[AIM OF THE TASK]:
In the entries below, find the lines with the word "ekologik" and copy them.

(Collection entries)
━━━
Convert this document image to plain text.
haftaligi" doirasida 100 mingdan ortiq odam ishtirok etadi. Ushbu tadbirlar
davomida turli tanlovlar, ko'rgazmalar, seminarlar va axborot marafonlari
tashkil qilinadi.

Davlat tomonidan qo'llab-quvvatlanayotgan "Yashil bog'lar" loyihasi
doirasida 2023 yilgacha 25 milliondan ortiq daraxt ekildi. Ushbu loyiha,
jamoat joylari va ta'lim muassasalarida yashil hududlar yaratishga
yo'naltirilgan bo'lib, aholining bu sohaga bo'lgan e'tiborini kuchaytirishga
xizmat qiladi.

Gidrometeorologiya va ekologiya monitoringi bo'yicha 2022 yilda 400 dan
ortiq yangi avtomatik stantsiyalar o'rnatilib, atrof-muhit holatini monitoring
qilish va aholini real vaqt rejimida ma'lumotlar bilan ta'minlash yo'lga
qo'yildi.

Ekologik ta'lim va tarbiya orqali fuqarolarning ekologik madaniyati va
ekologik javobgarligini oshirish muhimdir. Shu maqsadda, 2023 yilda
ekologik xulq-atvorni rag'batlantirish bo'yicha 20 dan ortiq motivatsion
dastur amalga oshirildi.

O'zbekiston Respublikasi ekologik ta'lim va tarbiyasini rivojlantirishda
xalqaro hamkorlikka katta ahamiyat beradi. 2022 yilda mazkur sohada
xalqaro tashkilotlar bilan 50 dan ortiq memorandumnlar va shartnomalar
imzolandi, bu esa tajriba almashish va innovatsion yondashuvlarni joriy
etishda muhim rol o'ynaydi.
━━━
[THE RESPONSE]:
Ekologik ta'lim va tarbiya orqali fuqarolarning ekologik madaniyati va
ekologik javobgarligini oshirish muhimdir. Shu maqsadda, 2023 yilda
ekologik xulq-atvorni rag'batlantirish bo'yicha 20 dan ortiq motivatsion
O'zbekiston Respublikasi ekologik ta'lim va tarbiyasini rivojlantirishda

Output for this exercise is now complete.